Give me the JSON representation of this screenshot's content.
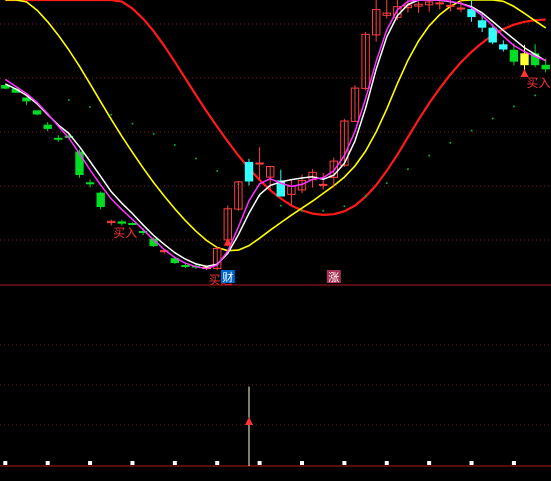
{
  "chart_data": {
    "type": "candlestick",
    "bar_count": 52,
    "colors": {
      "background": "#000000",
      "grid": "#7a1a1a",
      "up": "#33ffff",
      "down": "#00dd22",
      "up_outline": "#ff4040",
      "ma_white": "#ffffff",
      "ma_magenta": "#ff33ff",
      "ma_yellow": "#ffff00",
      "ma_red": "#ff1a1a",
      "dots": "#00aa44",
      "signal": "#ff3333",
      "highlight": "#ffff33",
      "volume_dots": "#ffffff"
    },
    "candles": [
      {
        "o": 0.33,
        "h": 0.33,
        "l": 0.22,
        "c": 0.25,
        "color": "down"
      },
      {
        "o": 0.22,
        "h": 0.25,
        "l": 0.09,
        "c": 0.12,
        "color": "down"
      },
      {
        "o": -0.15,
        "h": -0.04,
        "l": -0.27,
        "c": -0.06,
        "color": "down"
      },
      {
        "o": -0.46,
        "h": -0.47,
        "l": -0.6,
        "c": -0.56,
        "color": "down"
      },
      {
        "o": -0.91,
        "h": -0.81,
        "l": -1.1,
        "c": -1.01,
        "color": "down"
      },
      {
        "o": -1.32,
        "h": -1.22,
        "l": -1.43,
        "c": -1.33,
        "color": "down"
      },
      {
        "o": -1.27,
        "h": -1.17,
        "l": -1.32,
        "c": -1.26,
        "color": "down"
      },
      {
        "o": -1.75,
        "h": -1.67,
        "l": -2.55,
        "c": -2.45,
        "color": "down"
      },
      {
        "o": -2.71,
        "h": -2.6,
        "l": -2.85,
        "c": -2.74,
        "color": "down"
      },
      {
        "o": -3.03,
        "h": -2.98,
        "l": -3.54,
        "c": -3.45,
        "color": "down"
      },
      {
        "o": -3.91,
        "h": -3.86,
        "l": -4.04,
        "c": -3.95,
        "color": "up_outline"
      },
      {
        "o": -3.97,
        "h": -3.86,
        "l": -4.04,
        "c": -3.93,
        "color": "down"
      },
      {
        "o": -3.98,
        "h": -3.94,
        "l": -4.03,
        "c": -4.0,
        "color": "down"
      },
      {
        "o": -4.23,
        "h": -4.12,
        "l": -4.34,
        "c": -4.23,
        "color": "down"
      },
      {
        "o": -4.47,
        "h": -4.42,
        "l": -4.71,
        "c": -4.67,
        "color": "down"
      },
      {
        "o": -4.83,
        "h": -4.78,
        "l": -4.92,
        "c": -4.83,
        "color": "up_outline"
      },
      {
        "o": -5.08,
        "h": -5.02,
        "l": -5.24,
        "c": -5.2,
        "color": "down"
      },
      {
        "o": -5.29,
        "h": -5.24,
        "l": -5.37,
        "c": -5.29,
        "color": "down"
      },
      {
        "o": -5.31,
        "h": -5.26,
        "l": -5.4,
        "c": -5.32,
        "color": "down"
      },
      {
        "o": -5.35,
        "h": -5.32,
        "l": -5.43,
        "c": -5.38,
        "color": "highlight"
      },
      {
        "o": -5.38,
        "h": -4.69,
        "l": -5.43,
        "c": -4.76,
        "color": "up_outline"
      },
      {
        "o": -4.49,
        "h": -3.42,
        "l": -4.54,
        "c": -3.52,
        "color": "up_outline"
      },
      {
        "o": -3.53,
        "h": -2.65,
        "l": -3.58,
        "c": -2.68,
        "color": "up_outline"
      },
      {
        "o": -2.65,
        "h": -1.96,
        "l": -2.79,
        "c": -2.07,
        "color": "up"
      },
      {
        "o": -2.09,
        "h": -1.6,
        "l": -2.63,
        "c": -2.11,
        "color": "up_outline"
      },
      {
        "o": -2.2,
        "h": -2.18,
        "l": -2.92,
        "c": -2.53,
        "color": "up_outline"
      },
      {
        "o": -2.65,
        "h": -2.3,
        "l": -3.03,
        "c": -3.12,
        "color": "up"
      },
      {
        "o": -3.07,
        "h": -2.61,
        "l": -3.42,
        "c": -2.82,
        "color": "up_outline"
      },
      {
        "o": -2.93,
        "h": -2.45,
        "l": -3.03,
        "c": -2.64,
        "color": "up_outline"
      },
      {
        "o": -2.61,
        "h": -2.28,
        "l": -2.86,
        "c": -2.38,
        "color": "up_outline"
      },
      {
        "o": -2.76,
        "h": -2.4,
        "l": -2.92,
        "c": -2.76,
        "color": "up_outline"
      },
      {
        "o": -2.54,
        "h": -1.92,
        "l": -2.86,
        "c": -2.03,
        "color": "up_outline"
      },
      {
        "o": -2.16,
        "h": -0.71,
        "l": -2.21,
        "c": -0.78,
        "color": "up_outline"
      },
      {
        "o": -0.79,
        "h": 0.34,
        "l": -0.8,
        "c": 0.25,
        "color": "up_outline"
      },
      {
        "o": 0.24,
        "h": 2.0,
        "l": 0.18,
        "c": 1.93,
        "color": "up_outline"
      },
      {
        "o": 1.91,
        "h": 3.0,
        "l": 1.7,
        "c": 2.7,
        "color": "up_outline"
      },
      {
        "o": 2.59,
        "h": 3.4,
        "l": 2.42,
        "c": 2.52,
        "color": "up_outline"
      },
      {
        "o": 2.46,
        "h": 3.0,
        "l": 2.37,
        "c": 2.79,
        "color": "up_outline"
      },
      {
        "o": 2.76,
        "h": 3.0,
        "l": 2.61,
        "c": 2.84,
        "color": "up_outline"
      },
      {
        "o": 2.81,
        "h": 3.0,
        "l": 2.6,
        "c": 2.87,
        "color": "up_outline"
      },
      {
        "o": 2.85,
        "h": 3.0,
        "l": 2.63,
        "c": 2.94,
        "color": "up_outline"
      },
      {
        "o": 2.91,
        "h": 3.0,
        "l": 2.71,
        "c": 2.89,
        "color": "up_outline"
      },
      {
        "o": 2.83,
        "h": 3.0,
        "l": 2.64,
        "c": 2.81,
        "color": "up_outline"
      },
      {
        "o": 2.75,
        "h": 3.0,
        "l": 2.62,
        "c": 2.73,
        "color": "up_outline"
      },
      {
        "o": 2.7,
        "h": 3.0,
        "l": 2.32,
        "c": 2.48,
        "color": "up"
      },
      {
        "o": 2.35,
        "h": 2.62,
        "l": 2.0,
        "c": 2.15,
        "color": "up"
      },
      {
        "o": 2.12,
        "h": 2.23,
        "l": 1.62,
        "c": 1.69,
        "color": "up"
      },
      {
        "o": 1.6,
        "h": 1.74,
        "l": 1.39,
        "c": 1.47,
        "color": "up"
      },
      {
        "o": 1.43,
        "h": 1.64,
        "l": 0.96,
        "c": 1.09,
        "color": "down"
      },
      {
        "o": 0.98,
        "h": 1.6,
        "l": 0.71,
        "c": 1.32,
        "color": "highlight"
      },
      {
        "o": 1.32,
        "h": 1.62,
        "l": 0.9,
        "c": 0.98,
        "color": "down"
      },
      {
        "o": 0.96,
        "h": 1.18,
        "l": 0.74,
        "c": 0.85,
        "color": "down"
      }
    ],
    "ma_white": [
      0.38,
      0.22,
      0.02,
      -0.24,
      -0.58,
      -0.9,
      -1.17,
      -1.58,
      -2.04,
      -2.51,
      -2.99,
      -3.35,
      -3.67,
      -4.02,
      -4.35,
      -4.63,
      -4.89,
      -5.09,
      -5.24,
      -5.32,
      -5.25,
      -4.91,
      -4.33,
      -3.66,
      -3.08,
      -2.79,
      -2.68,
      -2.61,
      -2.56,
      -2.52,
      -2.6,
      -2.47,
      -2.1,
      -1.4,
      -0.38,
      0.84,
      1.85,
      2.51,
      2.86,
      3.0,
      3.0,
      2.99,
      2.95,
      2.89,
      2.79,
      2.6,
      2.33,
      2.05,
      1.78,
      1.51,
      1.3,
      1.1
    ],
    "ma_magenta": [
      0.52,
      0.3,
      0.08,
      -0.2,
      -0.55,
      -0.94,
      -1.31,
      -1.8,
      -2.31,
      -2.78,
      -3.21,
      -3.55,
      -3.85,
      -4.17,
      -4.49,
      -4.79,
      -5.04,
      -5.22,
      -5.33,
      -5.39,
      -5.28,
      -4.84,
      -4.09,
      -3.27,
      -2.74,
      -2.58,
      -2.72,
      -2.82,
      -2.76,
      -2.6,
      -2.55,
      -2.33,
      -1.86,
      -1.1,
      -0.08,
      1.09,
      2.07,
      2.69,
      2.96,
      3.0,
      3.0,
      3.0,
      2.96,
      2.89,
      2.76,
      2.52,
      2.2,
      1.87,
      1.58,
      1.39,
      1.24,
      1.11
    ],
    "ma_yellow": [
      3.0,
      3.0,
      2.94,
      2.68,
      2.32,
      1.9,
      1.44,
      0.93,
      0.38,
      -0.18,
      -0.73,
      -1.26,
      -1.76,
      -2.24,
      -2.7,
      -3.12,
      -3.52,
      -3.89,
      -4.22,
      -4.51,
      -4.73,
      -4.83,
      -4.81,
      -4.67,
      -4.44,
      -4.19,
      -3.95,
      -3.72,
      -3.5,
      -3.28,
      -3.04,
      -2.8,
      -2.53,
      -2.18,
      -1.72,
      -1.12,
      -0.4,
      0.39,
      1.12,
      1.72,
      2.19,
      2.54,
      2.8,
      2.98,
      3.0,
      3.0,
      3.0,
      2.96,
      2.8,
      2.58,
      2.35,
      2.13
    ],
    "ma_red": [
      3.0,
      3.0,
      3.0,
      3.0,
      3.0,
      3.0,
      3.0,
      3.0,
      3.0,
      3.0,
      3.0,
      2.95,
      2.73,
      2.42,
      2.03,
      1.57,
      1.07,
      0.55,
      0.03,
      -0.48,
      -0.96,
      -1.42,
      -1.86,
      -2.26,
      -2.62,
      -2.94,
      -3.2,
      -3.42,
      -3.57,
      -3.67,
      -3.71,
      -3.69,
      -3.6,
      -3.42,
      -3.14,
      -2.78,
      -2.33,
      -1.83,
      -1.28,
      -0.74,
      -0.23,
      0.24,
      0.67,
      1.05,
      1.38,
      1.66,
      1.9,
      2.09,
      2.23,
      2.32,
      2.37,
      2.39
    ],
    "dots": [
      {
        "x": 6,
        "y": -0.12
      },
      {
        "x": 8,
        "y": -0.34
      },
      {
        "x": 10,
        "y": -0.58
      },
      {
        "x": 12,
        "y": -0.86
      },
      {
        "x": 14,
        "y": -1.18
      },
      {
        "x": 16,
        "y": -1.53
      },
      {
        "x": 18,
        "y": -1.95
      },
      {
        "x": 20,
        "y": -2.34
      },
      {
        "x": 22,
        "y": -2.76
      },
      {
        "x": 24,
        "y": -3.12
      },
      {
        "x": 26,
        "y": -3.42
      },
      {
        "x": 28,
        "y": -3.58
      },
      {
        "x": 30,
        "y": -3.58
      },
      {
        "x": 32,
        "y": -3.44
      },
      {
        "x": 34,
        "y": -3.12
      },
      {
        "x": 36,
        "y": -2.72
      },
      {
        "x": 38,
        "y": -2.28
      },
      {
        "x": 40,
        "y": -1.86
      },
      {
        "x": 42,
        "y": -1.46
      },
      {
        "x": 44,
        "y": -1.08
      },
      {
        "x": 46,
        "y": -0.7
      },
      {
        "x": 48,
        "y": -0.32
      },
      {
        "x": 50,
        "y": 0.02
      }
    ],
    "signals": [
      {
        "x": 10,
        "y": -3.96,
        "label": "买入",
        "arrow": false
      },
      {
        "x": 19,
        "y": -5.43,
        "label": "买进",
        "arrow": false
      },
      {
        "x": 21,
        "y": -4.55,
        "label": "",
        "arrow": true
      },
      {
        "x": 49,
        "y": 0.72,
        "label": "买入",
        "arrow": true
      }
    ],
    "markers": [
      {
        "x": 21,
        "label": "财",
        "bg": "#0066cc"
      },
      {
        "x": 31,
        "label": "涨",
        "bg": "#aa3355"
      }
    ],
    "volume_spike": {
      "x": 23,
      "value": 0.98
    },
    "volume_dots_every": 4,
    "ylim": [
      -5.9,
      3.0
    ]
  }
}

WORK TO BE COMPLETED: Which lines hold the string "label"? List them all.

FULL ANSWER:
        "label": "买入",
        "label": "买进",
        "label": "",
        "label": "买入",
        "label": "财",
        "label": "涨",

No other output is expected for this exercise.